## Start Provided entries

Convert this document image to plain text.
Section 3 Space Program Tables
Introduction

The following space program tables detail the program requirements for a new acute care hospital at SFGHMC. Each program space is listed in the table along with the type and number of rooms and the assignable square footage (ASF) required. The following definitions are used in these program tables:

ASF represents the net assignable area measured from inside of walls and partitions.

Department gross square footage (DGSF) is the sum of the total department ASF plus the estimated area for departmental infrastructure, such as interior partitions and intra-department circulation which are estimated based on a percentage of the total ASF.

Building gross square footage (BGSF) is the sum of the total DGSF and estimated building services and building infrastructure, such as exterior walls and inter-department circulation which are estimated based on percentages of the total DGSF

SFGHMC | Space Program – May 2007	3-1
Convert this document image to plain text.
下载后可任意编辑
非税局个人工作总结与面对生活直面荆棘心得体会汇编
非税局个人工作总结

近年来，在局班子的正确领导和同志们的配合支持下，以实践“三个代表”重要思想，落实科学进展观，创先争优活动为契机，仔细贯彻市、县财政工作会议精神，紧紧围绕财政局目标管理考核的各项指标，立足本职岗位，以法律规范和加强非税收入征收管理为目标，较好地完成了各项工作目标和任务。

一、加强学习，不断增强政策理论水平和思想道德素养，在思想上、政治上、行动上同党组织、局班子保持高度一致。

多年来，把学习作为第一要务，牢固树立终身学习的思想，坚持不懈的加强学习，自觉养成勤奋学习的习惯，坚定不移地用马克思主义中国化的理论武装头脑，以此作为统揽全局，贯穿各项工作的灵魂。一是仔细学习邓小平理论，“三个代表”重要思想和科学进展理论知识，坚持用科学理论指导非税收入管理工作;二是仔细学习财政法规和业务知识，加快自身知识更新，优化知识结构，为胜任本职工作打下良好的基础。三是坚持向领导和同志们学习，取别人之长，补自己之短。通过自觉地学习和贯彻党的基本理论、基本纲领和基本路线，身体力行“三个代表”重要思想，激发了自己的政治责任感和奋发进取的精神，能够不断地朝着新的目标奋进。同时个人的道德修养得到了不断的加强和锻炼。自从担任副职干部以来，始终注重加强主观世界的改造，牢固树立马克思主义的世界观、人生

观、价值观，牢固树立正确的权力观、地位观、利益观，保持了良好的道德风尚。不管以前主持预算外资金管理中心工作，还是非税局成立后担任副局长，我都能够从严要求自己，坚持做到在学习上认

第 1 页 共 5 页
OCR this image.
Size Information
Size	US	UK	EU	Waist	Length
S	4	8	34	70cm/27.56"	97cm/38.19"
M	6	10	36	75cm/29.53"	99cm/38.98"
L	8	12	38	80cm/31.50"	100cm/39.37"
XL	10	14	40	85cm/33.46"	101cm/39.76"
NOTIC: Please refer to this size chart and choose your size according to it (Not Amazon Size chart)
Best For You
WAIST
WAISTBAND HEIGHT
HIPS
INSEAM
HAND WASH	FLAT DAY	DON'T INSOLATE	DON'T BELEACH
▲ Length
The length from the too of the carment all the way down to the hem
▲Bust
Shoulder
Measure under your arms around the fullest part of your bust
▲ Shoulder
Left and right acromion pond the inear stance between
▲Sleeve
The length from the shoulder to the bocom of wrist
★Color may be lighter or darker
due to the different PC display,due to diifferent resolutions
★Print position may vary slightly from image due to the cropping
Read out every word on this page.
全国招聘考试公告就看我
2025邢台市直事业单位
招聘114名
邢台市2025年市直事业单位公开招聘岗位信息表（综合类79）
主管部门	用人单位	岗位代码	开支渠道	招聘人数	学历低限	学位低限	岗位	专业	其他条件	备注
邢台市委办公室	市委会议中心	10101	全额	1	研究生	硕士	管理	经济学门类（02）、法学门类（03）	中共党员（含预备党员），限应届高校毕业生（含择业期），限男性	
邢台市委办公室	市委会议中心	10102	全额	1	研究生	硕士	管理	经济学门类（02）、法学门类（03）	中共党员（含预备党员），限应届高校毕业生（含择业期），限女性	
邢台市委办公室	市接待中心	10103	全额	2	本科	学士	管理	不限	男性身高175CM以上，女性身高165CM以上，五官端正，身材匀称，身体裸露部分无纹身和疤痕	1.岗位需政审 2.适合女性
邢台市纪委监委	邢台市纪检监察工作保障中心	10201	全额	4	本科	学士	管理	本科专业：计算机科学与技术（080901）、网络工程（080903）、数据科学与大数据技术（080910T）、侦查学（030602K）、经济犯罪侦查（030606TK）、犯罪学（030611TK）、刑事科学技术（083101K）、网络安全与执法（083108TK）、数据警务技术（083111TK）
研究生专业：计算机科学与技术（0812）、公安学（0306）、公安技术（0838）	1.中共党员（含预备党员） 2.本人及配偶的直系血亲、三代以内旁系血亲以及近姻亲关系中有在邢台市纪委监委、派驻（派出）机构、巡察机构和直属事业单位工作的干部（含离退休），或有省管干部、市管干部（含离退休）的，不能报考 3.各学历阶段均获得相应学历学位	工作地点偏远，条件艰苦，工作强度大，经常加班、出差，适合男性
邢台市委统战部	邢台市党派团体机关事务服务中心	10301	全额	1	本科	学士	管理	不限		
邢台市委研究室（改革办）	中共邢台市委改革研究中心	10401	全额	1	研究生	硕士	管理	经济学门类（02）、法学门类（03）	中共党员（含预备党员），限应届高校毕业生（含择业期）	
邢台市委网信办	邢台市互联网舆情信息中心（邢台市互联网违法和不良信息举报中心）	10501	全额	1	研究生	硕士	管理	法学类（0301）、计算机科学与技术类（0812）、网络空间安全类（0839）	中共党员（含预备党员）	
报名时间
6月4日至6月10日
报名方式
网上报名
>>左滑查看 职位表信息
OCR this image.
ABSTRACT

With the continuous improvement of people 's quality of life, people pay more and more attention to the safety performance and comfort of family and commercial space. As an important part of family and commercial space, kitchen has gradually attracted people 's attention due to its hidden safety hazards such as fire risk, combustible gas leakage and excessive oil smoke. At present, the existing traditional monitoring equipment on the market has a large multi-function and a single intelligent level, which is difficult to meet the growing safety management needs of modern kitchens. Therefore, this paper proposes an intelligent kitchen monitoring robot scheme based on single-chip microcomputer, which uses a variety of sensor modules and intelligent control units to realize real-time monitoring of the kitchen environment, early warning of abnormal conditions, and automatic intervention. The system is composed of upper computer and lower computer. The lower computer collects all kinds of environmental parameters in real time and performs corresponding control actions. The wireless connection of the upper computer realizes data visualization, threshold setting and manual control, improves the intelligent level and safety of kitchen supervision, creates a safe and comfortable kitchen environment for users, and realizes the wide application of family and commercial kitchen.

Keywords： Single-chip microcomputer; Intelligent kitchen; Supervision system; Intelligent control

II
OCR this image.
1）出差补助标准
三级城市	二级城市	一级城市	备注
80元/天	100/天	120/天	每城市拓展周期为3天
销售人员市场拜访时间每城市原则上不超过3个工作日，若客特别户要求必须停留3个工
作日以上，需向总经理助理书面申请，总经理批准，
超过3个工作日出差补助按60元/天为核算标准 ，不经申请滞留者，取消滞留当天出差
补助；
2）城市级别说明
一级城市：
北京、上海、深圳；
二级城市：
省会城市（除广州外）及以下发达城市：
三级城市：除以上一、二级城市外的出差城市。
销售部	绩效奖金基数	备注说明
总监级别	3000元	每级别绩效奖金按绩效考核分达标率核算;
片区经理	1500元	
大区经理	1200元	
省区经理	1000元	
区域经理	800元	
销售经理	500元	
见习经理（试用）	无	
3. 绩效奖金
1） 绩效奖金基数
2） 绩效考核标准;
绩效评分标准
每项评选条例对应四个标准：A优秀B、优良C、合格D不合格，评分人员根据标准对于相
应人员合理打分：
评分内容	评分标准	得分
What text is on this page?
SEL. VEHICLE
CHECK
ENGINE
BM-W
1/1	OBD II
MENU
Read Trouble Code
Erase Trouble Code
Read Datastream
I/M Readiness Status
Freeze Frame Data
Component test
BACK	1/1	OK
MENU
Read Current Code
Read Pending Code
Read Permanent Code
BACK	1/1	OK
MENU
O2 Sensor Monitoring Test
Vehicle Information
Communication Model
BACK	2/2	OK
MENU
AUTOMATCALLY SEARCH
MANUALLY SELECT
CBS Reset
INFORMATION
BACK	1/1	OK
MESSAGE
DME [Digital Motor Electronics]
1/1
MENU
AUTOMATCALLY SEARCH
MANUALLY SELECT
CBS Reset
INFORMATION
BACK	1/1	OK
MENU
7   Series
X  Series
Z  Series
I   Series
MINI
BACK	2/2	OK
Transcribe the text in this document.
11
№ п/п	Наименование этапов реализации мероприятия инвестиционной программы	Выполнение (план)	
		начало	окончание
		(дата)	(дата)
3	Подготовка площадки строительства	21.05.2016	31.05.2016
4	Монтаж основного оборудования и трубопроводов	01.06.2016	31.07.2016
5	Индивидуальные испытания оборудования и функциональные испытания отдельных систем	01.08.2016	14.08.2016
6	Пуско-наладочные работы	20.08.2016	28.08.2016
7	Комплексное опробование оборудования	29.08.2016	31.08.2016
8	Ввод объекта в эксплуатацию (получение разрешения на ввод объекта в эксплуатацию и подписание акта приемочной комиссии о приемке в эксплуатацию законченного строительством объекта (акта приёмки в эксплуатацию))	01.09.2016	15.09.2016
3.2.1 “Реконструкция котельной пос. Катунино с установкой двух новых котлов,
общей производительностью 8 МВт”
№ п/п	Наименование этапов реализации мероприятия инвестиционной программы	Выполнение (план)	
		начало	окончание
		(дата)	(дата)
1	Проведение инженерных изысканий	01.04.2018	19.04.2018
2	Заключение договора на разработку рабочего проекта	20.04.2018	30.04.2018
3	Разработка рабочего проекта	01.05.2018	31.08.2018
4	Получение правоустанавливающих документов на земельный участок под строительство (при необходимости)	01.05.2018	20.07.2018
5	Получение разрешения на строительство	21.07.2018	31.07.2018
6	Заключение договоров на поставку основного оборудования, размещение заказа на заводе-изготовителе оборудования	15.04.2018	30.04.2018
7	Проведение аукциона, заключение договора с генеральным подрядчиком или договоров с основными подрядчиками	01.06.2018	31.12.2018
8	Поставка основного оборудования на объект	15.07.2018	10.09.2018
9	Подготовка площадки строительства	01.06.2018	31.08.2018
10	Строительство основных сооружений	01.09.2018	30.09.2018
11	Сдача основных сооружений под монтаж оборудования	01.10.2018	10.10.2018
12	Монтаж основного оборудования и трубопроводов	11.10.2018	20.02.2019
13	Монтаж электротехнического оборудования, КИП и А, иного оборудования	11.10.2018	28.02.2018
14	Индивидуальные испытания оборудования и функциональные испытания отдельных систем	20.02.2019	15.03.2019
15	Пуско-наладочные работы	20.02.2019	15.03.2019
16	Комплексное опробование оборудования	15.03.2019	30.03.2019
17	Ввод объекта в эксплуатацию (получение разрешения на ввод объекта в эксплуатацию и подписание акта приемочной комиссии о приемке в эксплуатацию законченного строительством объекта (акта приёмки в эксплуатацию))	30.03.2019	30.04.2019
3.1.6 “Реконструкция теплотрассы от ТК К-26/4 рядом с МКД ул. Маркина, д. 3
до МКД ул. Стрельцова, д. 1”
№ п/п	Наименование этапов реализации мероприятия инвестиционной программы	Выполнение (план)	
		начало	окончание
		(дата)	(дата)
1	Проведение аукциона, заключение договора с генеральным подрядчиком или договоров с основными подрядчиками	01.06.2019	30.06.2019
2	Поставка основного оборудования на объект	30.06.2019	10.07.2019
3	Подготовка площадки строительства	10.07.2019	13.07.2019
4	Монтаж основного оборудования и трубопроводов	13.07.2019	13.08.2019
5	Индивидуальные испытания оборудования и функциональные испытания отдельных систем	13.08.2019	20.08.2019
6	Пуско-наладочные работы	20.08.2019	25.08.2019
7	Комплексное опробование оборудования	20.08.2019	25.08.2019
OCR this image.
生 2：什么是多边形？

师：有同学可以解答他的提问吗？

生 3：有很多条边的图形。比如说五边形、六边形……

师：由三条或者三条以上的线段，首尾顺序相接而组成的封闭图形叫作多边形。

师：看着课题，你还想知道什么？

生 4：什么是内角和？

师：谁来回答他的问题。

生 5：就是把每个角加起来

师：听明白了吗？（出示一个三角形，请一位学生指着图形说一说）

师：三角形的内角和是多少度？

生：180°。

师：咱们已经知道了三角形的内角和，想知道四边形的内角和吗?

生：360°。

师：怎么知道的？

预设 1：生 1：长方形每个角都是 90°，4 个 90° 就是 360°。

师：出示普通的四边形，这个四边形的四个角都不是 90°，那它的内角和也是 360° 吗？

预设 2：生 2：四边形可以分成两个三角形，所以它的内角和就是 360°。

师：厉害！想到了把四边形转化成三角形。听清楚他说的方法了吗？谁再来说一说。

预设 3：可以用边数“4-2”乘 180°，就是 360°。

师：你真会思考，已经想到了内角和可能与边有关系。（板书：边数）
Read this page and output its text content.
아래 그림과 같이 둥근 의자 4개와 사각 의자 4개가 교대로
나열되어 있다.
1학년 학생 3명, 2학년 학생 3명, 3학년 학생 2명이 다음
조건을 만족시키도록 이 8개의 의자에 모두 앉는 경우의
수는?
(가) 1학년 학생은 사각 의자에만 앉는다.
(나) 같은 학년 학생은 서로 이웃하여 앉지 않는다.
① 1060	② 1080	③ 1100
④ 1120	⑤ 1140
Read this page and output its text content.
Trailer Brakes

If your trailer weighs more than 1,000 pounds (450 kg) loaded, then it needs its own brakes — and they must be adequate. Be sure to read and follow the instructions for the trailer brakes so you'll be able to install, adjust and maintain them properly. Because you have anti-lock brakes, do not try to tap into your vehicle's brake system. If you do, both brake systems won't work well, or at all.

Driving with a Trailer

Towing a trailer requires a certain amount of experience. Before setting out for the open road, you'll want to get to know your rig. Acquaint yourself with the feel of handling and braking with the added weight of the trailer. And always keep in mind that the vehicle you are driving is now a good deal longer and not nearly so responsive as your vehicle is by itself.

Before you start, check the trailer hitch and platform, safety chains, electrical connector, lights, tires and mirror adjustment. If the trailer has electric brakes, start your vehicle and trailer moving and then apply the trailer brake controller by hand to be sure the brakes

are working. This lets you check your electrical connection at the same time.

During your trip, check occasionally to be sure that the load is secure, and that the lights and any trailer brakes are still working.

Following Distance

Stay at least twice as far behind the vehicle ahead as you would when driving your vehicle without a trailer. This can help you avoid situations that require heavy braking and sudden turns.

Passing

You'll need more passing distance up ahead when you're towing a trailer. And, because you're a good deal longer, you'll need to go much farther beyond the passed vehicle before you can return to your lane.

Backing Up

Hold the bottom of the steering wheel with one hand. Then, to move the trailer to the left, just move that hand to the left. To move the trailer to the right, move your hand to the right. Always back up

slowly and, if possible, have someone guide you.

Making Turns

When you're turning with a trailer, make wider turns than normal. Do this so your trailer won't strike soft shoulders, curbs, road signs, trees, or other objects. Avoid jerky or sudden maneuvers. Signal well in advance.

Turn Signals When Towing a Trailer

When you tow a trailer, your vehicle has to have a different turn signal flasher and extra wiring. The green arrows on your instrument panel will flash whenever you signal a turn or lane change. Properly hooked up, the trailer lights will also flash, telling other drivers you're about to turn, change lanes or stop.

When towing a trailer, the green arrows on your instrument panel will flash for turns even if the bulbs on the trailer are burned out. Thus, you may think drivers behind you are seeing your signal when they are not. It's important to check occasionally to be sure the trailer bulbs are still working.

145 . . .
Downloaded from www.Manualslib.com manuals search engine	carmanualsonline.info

## End Provided entries

## Exercise prompt
Search the data above for the word "flash", then gather each line in which it appears.

## Result for this exercise
When you tow a trailer, your vehicle has to have a different turn signal flasher and extra wiring. The green arrows on your instrument panel will flash whenever you signal a turn or lane change. Properly hooked up, the trailer lights will also flash, telling other drivers you're about to turn, change lanes or stop.
When towing a trailer, the green arrows on your instrument panel will flash for turns even if the bulbs on the trailer are burned out. Thus, you may think drivers behind you are seeing your signal when they are not. It's important to check occasionally to be sure the trailer bulbs are still working.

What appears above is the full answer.